** Task requirements **
Keep the images out and copy every entry below exactly.

** Record set **
--------

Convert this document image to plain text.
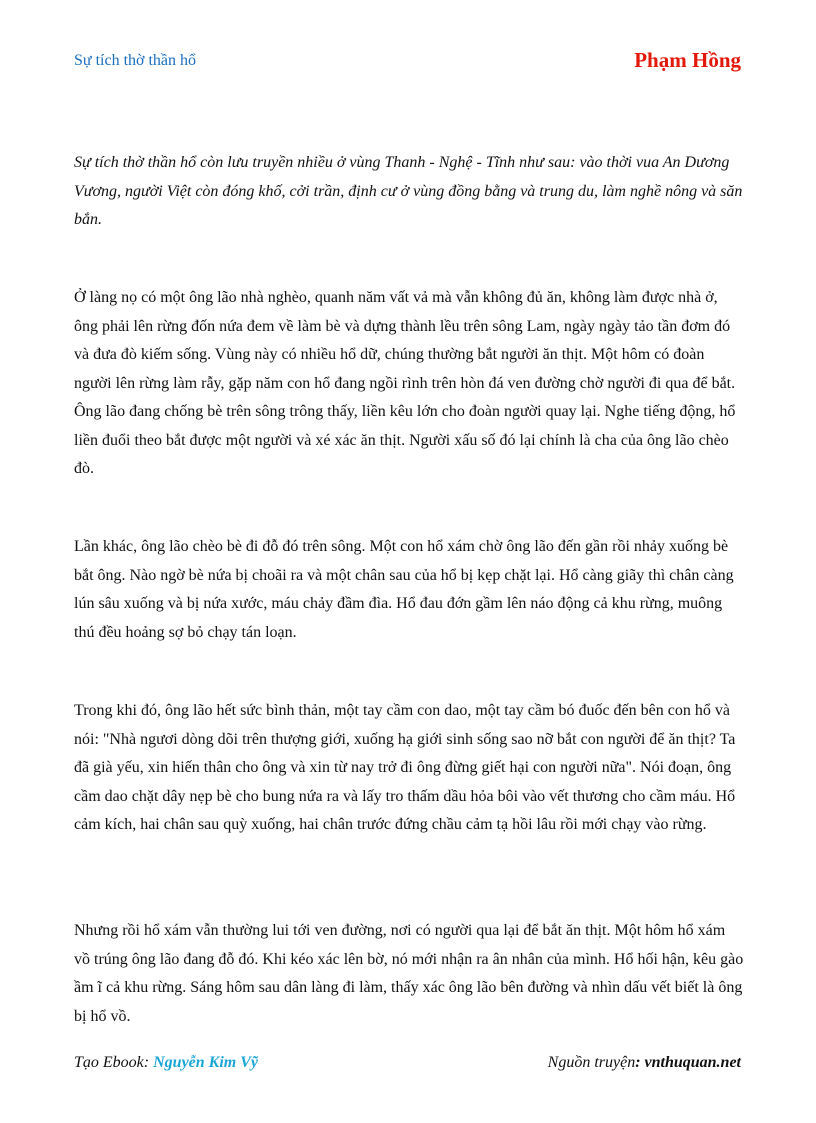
Sự tích thờ thần hổ	Phạm Hồng
Sự tích thờ thần hổ còn lưu truyền nhiều ở vùng Thanh - Nghệ - Tĩnh như sau: vào thời vua An Dương Vương, người Việt còn đóng khố, cởi trần, định cư ở vùng đồng bằng và trung du, làm nghề nông và săn bắn.
Ở làng nọ có một ông lão nhà nghèo, quanh năm vất vả mà vẫn không đủ ăn, không làm được nhà ở, ông phải lên rừng đốn nứa đem về làm bè và dựng thành lều trên sông Lam, ngày ngày tảo tần đơm đó và đưa đò kiếm sống. Vùng này có nhiều hổ dữ, chúng thường bắt người ăn thịt. Một hôm có đoàn người lên rừng làm rẫy, gặp năm con hổ đang ngồi rình trên hòn đá ven đường chờ người đi qua để bắt. Ông lão đang chống bè trên sông trông thấy, liền kêu lớn cho đoàn người quay lại. Nghe tiếng động, hổ liền đuổi theo bắt được một người và xé xác ăn thịt. Người xấu số đó lại chính là cha của ông lão chèo đò.
Lần khác, ông lão chèo bè đi đỗ đó trên sông. Một con hổ xám chờ ông lão đến gần rồi nhảy xuống bè bắt ông. Nào ngờ bè nứa bị choãi ra và một chân sau của hổ bị kẹp chặt lại. Hổ càng giãy thì chân càng lún sâu xuống và bị nứa xước, máu chảy đầm đìa. Hổ đau đớn gầm lên náo động cả khu rừng, muông thú đều hoảng sợ bỏ chạy tán loạn.
Trong khi đó, ông lão hết sức bình thản, một tay cầm con dao, một tay cầm bó đuốc đến bên con hổ và nói: "Nhà ngươi dòng dõi trên thượng giới, xuống hạ giới sinh sống sao nỡ bắt con người để ăn thịt? Ta đã già yếu, xin hiến thân cho ông và xin từ nay trở đi ông đừng giết hại con người nữa". Nói đoạn, ông cầm dao chặt dây nẹp bè cho bung nứa ra và lấy tro thấm dầu hỏa bôi vào vết thương cho cầm máu. Hổ cảm kích, hai chân sau quỳ xuống, hai chân trước đứng chầu cảm tạ hồi lâu rồi mới chạy vào rừng.
Nhưng rồi hổ xám vẫn thường lui tới ven đường, nơi có người qua lại để bắt ăn thịt. Một hôm hổ xám vồ trúng ông lão đang đỗ đó. Khi kéo xác lên bờ, nó mới nhận ra ân nhân của mình. Hổ hối hận, kêu gào ầm ĩ cả khu rừng. Sáng hôm sau dân làng đi làm, thấy xác ông lão bên đường và nhìn dấu vết biết là ông bị hổ vồ.
Tạo Ebook: Nguyễn Kim Vỹ	Nguồn truyện: vnthuquan.net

--------

** Output below **
Convert this document image to plain text.
Sự tích thờ thần hổ	Phạm Hồng
Sự tích thờ thần hổ còn lưu truyền nhiều ở vùng Thanh - Nghệ - Tĩnh như sau: vào thời vua An Dương Vương, người Việt còn đóng khố, cởi trần, định cư ở vùng đồng bằng và trung du, làm nghề nông và săn bắn.
Ở làng nọ có một ông lão nhà nghèo, quanh năm vất vả mà vẫn không đủ ăn, không làm được nhà ở, ông phải lên rừng đốn nứa đem về làm bè và dựng thành lều trên sông Lam, ngày ngày tảo tần đơm đó và đưa đò kiếm sống. Vùng này có nhiều hổ dữ, chúng thường bắt người ăn thịt. Một hôm có đoàn người lên rừng làm rẫy, gặp năm con hổ đang ngồi rình trên hòn đá ven đường chờ người đi qua để bắt. Ông lão đang chống bè trên sông trông thấy, liền kêu lớn cho đoàn người quay lại. Nghe tiếng động, hổ liền đuổi theo bắt được một người và xé xác ăn thịt. Người xấu số đó lại chính là cha của ông lão chèo đò.
Lần khác, ông lão chèo bè đi đỗ đó trên sông. Một con hổ xám chờ ông lão đến gần rồi nhảy xuống bè bắt ông. Nào ngờ bè nứa bị choãi ra và một chân sau của hổ bị kẹp chặt lại. Hổ càng giãy thì chân càng lún sâu xuống và bị nứa xước, máu chảy đầm đìa. Hổ đau đớn gầm lên náo động cả khu rừng, muông thú đều hoảng sợ bỏ chạy tán loạn.
Trong khi đó, ông lão hết sức bình thản, một tay cầm con dao, một tay cầm bó đuốc đến bên con hổ và nói: "Nhà ngươi dòng dõi trên thượng giới, xuống hạ giới sinh sống sao nỡ bắt con người để ăn thịt? Ta đã già yếu, xin hiến thân cho ông và xin từ nay trở đi ông đừng giết hại con người nữa". Nói đoạn, ông cầm dao chặt dây nẹp bè cho bung nứa ra và lấy tro thấm dầu hỏa bôi vào vết thương cho cầm máu. Hổ cảm kích, hai chân sau quỳ xuống, hai chân trước đứng chầu cảm tạ hồi lâu rồi mới chạy vào rừng.
Nhưng rồi hổ xám vẫn thường lui tới ven đường, nơi có người qua lại để bắt ăn thịt. Một hôm hổ xám vồ trúng ông lão đang đỗ đó. Khi kéo xác lên bờ, nó mới nhận ra ân nhân của mình. Hổ hối hận, kêu gào ầm ĩ cả khu rừng. Sáng hôm sau dân làng đi làm, thấy xác ông lão bên đường và nhìn dấu vết biết là ông bị hổ vồ.
Tạo Ebook: Nguyễn Kim Vỹ	Nguồn truyện: vnthuquan.net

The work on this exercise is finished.